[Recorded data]
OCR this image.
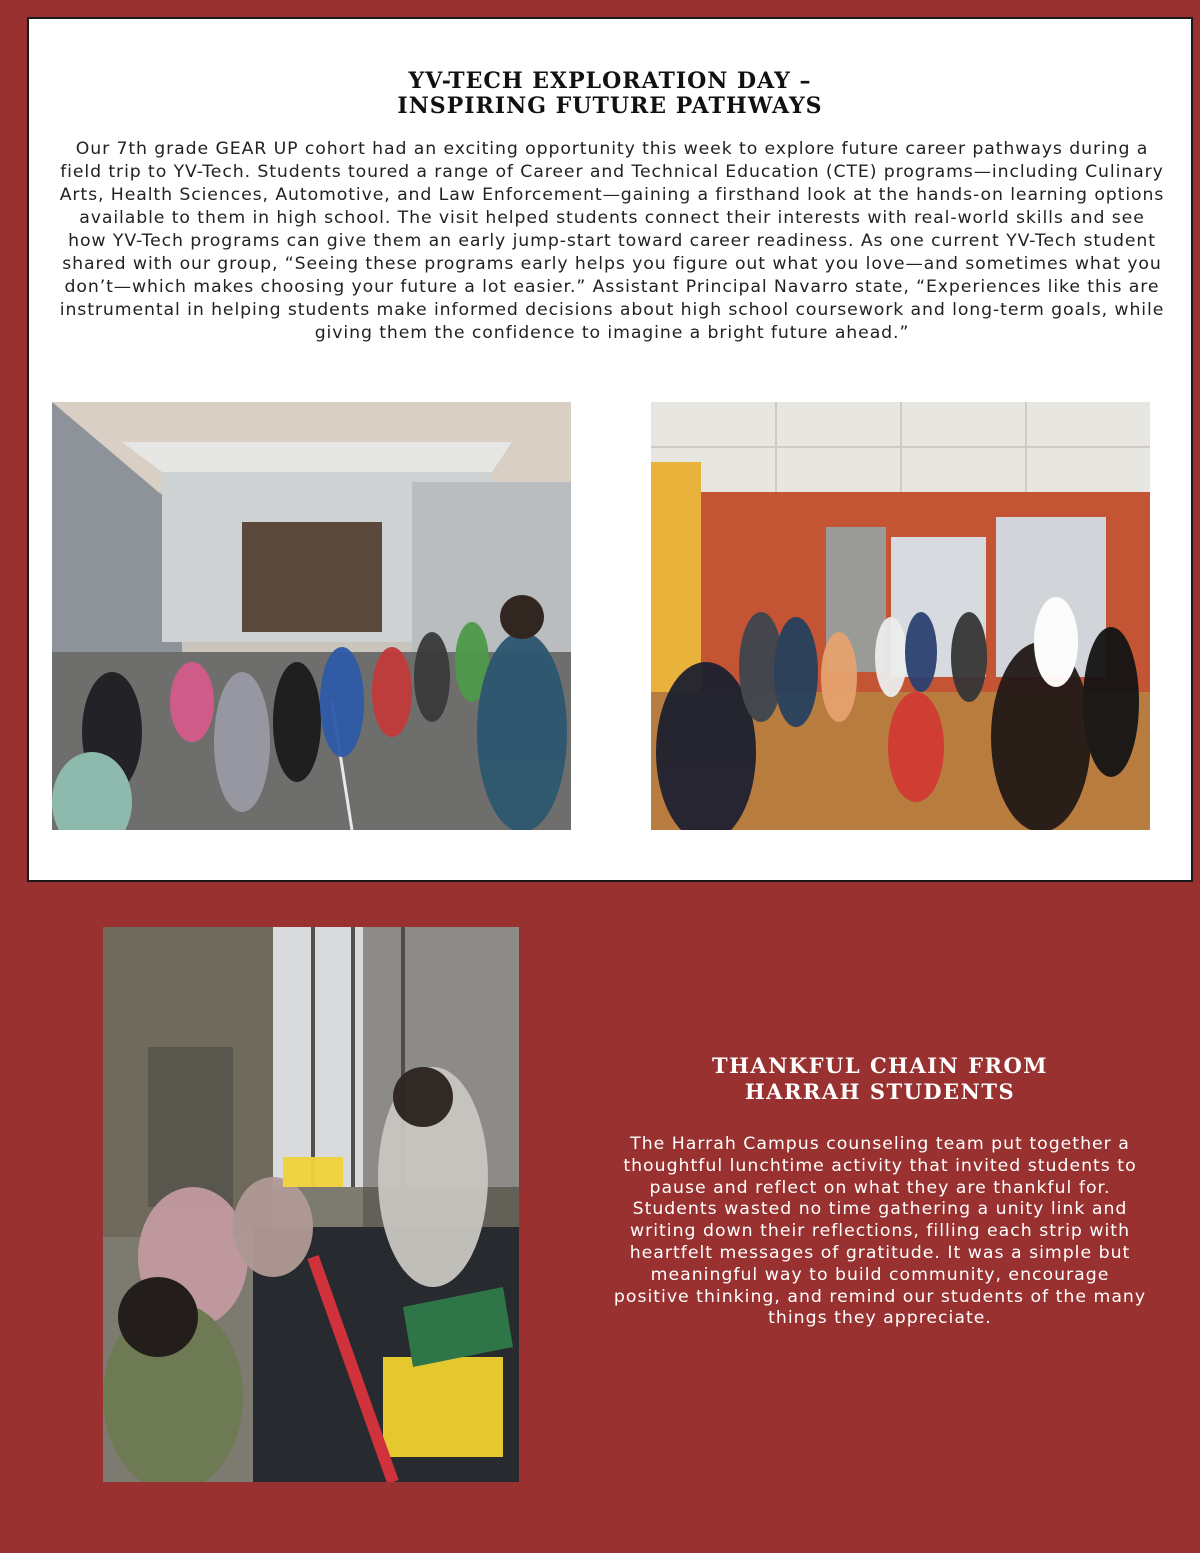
YV-TECH EXPLORATION DAY –
INSPIRING FUTURE PATHWAYS

Our 7th grade GEAR UP cohort had an exciting opportunity this week to explore future career pathways during a field trip to YV-Tech. Students toured a range of Career and Technical Education (CTE) programs—including Culinary Arts, Health Sciences, Automotive, and Law Enforcement—gaining a firsthand look at the hands-on learning options available to them in high school. The visit helped students connect their interests with real-world skills and see how YV-Tech programs can give them an early jump-start toward career readiness. As one current YV-Tech student shared with our group, “Seeing these programs early helps you figure out what you love—and sometimes what you don’t—which makes choosing your future a lot easier.” Assistant Principal Navarro state, “Experiences like this are instrumental in helping students make informed decisions about high school coursework and long-term goals, while giving them the confidence to imagine a bright future ahead.”

THANKFUL CHAIN FROM
HARRAH STUDENTS

The Harrah Campus counseling team put together a thoughtful lunchtime activity that invited students to pause and reflect on what they are thankful for. Students wasted no time gathering a unity link and writing down their reflections, filling each strip with heartfelt messages of gratitude. It was a simple but meaningful way to build community, encourage positive thinking, and remind our students of the many things they appreciate.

- Task goal -
Write out all the entries exactly, except for the pictures.

- Final result -
OCR this image.
YV-TECH EXPLORATION DAY –
INSPIRING FUTURE PATHWAYS

Our 7th grade GEAR UP cohort had an exciting opportunity this week to explore future career pathways during a field trip to YV-Tech. Students toured a range of Career and Technical Education (CTE) programs—including Culinary Arts, Health Sciences, Automotive, and Law Enforcement—gaining a firsthand look at the hands-on learning options available to them in high school. The visit helped students connect their interests with real-world skills and see how YV-Tech programs can give them an early jump-start toward career readiness. As one current YV-Tech student shared with our group, “Seeing these programs early helps you figure out what you love—and sometimes what you don’t—which makes choosing your future a lot easier.” Assistant Principal Navarro state, “Experiences like this are instrumental in helping students make informed decisions about high school coursework and long-term goals, while giving them the confidence to imagine a bright future ahead.”

THANKFUL CHAIN FROM
HARRAH STUDENTS

The Harrah Campus counseling team put together a thoughtful lunchtime activity that invited students to pause and reflect on what they are thankful for. Students wasted no time gathering a unity link and writing down their reflections, filling each strip with heartfelt messages of gratitude. It was a simple but meaningful way to build community, encourage positive thinking, and remind our students of the many things they appreciate.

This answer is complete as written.